§ **SUPPLIED MATERIAL**
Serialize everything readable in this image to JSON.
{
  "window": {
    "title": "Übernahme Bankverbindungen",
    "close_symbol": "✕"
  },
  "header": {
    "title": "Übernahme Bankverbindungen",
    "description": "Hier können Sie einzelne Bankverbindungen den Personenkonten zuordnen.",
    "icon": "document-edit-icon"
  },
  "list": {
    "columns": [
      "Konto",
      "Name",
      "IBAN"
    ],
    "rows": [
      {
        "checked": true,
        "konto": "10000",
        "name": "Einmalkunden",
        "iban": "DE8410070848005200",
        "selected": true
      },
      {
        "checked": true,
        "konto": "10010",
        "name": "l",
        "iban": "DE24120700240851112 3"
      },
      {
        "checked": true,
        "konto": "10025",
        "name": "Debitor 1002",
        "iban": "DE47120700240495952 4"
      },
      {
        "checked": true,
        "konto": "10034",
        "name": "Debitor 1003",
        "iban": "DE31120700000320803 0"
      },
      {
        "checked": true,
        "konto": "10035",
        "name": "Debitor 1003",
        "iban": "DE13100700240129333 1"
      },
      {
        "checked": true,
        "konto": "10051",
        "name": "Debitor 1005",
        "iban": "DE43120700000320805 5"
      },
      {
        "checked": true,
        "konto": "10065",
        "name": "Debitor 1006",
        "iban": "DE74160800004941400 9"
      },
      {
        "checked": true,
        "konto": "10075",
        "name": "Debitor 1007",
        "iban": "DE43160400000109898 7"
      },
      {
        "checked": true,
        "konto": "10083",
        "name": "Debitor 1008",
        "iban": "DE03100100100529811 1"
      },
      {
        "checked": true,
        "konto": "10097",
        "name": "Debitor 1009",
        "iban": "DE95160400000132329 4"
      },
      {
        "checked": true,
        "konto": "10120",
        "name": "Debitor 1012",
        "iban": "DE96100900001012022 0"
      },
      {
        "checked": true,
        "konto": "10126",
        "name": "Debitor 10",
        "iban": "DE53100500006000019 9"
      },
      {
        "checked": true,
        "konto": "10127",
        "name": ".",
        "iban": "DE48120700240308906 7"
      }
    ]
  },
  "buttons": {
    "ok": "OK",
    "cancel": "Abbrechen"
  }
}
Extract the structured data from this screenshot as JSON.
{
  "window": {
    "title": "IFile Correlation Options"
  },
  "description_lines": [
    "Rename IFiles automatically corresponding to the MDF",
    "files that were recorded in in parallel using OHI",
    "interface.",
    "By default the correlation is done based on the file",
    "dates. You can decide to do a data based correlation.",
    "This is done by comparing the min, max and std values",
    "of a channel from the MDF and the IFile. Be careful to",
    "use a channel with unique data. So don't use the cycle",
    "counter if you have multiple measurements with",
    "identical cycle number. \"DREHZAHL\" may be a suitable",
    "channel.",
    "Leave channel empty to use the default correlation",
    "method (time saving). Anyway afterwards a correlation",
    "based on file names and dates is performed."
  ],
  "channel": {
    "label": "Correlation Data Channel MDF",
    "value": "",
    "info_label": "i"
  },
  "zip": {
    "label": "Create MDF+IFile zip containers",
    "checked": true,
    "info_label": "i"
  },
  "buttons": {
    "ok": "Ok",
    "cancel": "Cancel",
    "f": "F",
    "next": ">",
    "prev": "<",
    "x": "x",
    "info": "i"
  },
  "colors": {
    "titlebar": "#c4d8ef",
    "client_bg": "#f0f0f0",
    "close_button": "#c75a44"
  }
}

§ **GOAL OF THE EXERCISE**
Repeat the data above, word for word.

§ **CORRECT RESULT**
Serialize everything readable in this image to JSON.
{
  "window": {
    "title": "Übernahme Bankverbindungen",
    "close_symbol": "✕"
  },
  "header": {
    "title": "Übernahme Bankverbindungen",
    "description": "Hier können Sie einzelne Bankverbindungen den Personenkonten zuordnen.",
    "icon": "document-edit-icon"
  },
  "list": {
    "columns": [
      "Konto",
      "Name",
      "IBAN"
    ],
    "rows": [
      {
        "checked": true,
        "konto": "10000",
        "name": "Einmalkunden",
        "iban": "DE8410070848005200",
        "selected": true
      },
      {
        "checked": true,
        "konto": "10010",
        "name": "l",
        "iban": "DE24120700240851112 3"
      },
      {
        "checked": true,
        "konto": "10025",
        "name": "Debitor 1002",
        "iban": "DE47120700240495952 4"
      },
      {
        "checked": true,
        "konto": "10034",
        "name": "Debitor 1003",
        "iban": "DE31120700000320803 0"
      },
      {
        "checked": true,
        "konto": "10035",
        "name": "Debitor 1003",
        "iban": "DE13100700240129333 1"
      },
      {
        "checked": true,
        "konto": "10051",
        "name": "Debitor 1005",
        "iban": "DE43120700000320805 5"
      },
      {
        "checked": true,
        "konto": "10065",
        "name": "Debitor 1006",
        "iban": "DE74160800004941400 9"
      },
      {
        "checked": true,
        "konto": "10075",
        "name": "Debitor 1007",
        "iban": "DE43160400000109898 7"
      },
      {
        "checked": true,
        "konto": "10083",
        "name": "Debitor 1008",
        "iban": "DE03100100100529811 1"
      },
      {
        "checked": true,
        "konto": "10097",
        "name": "Debitor 1009",
        "iban": "DE95160400000132329 4"
      },
      {
        "checked": true,
        "konto": "10120",
        "name": "Debitor 1012",
        "iban": "DE96100900001012022 0"
      },
      {
        "checked": true,
        "konto": "10126",
        "name": "Debitor 10",
        "iban": "DE53100500006000019 9"
      },
      {
        "checked": true,
        "konto": "10127",
        "name": ".",
        "iban": "DE48120700240308906 7"
      }
    ]
  },
  "buttons": {
    "ok": "OK",
    "cancel": "Abbrechen"
  }
}
Extract the structured data from this screenshot as JSON.
{
  "window": {
    "title": "IFile Correlation Options"
  },
  "description_lines": [
    "Rename IFiles automatically corresponding to the MDF",
    "files that were recorded in in parallel using OHI",
    "interface.",
    "By default the correlation is done based on the file",
    "dates. You can decide to do a data based correlation.",
    "This is done by comparing the min, max and std values",
    "of a channel from the MDF and the IFile. Be careful to",
    "use a channel with unique data. So don't use the cycle",
    "counter if you have multiple measurements with",
    "identical cycle number. \"DREHZAHL\" may be a suitable",
    "channel.",
    "Leave channel empty to use the default correlation",
    "method (time saving). Anyway afterwards a correlation",
    "based on file names and dates is performed."
  ],
  "channel": {
    "label": "Correlation Data Channel MDF",
    "value": "",
    "info_label": "i"
  },
  "zip": {
    "label": "Create MDF+IFile zip containers",
    "checked": true,
    "info_label": "i"
  },
  "buttons": {
    "ok": "Ok",
    "cancel": "Cancel",
    "f": "F",
    "next": ">",
    "prev": "<",
    "x": "x",
    "info": "i"
  },
  "colors": {
    "titlebar": "#c4d8ef",
    "client_bg": "#f0f0f0",
    "close_button": "#c75a44"
  }
}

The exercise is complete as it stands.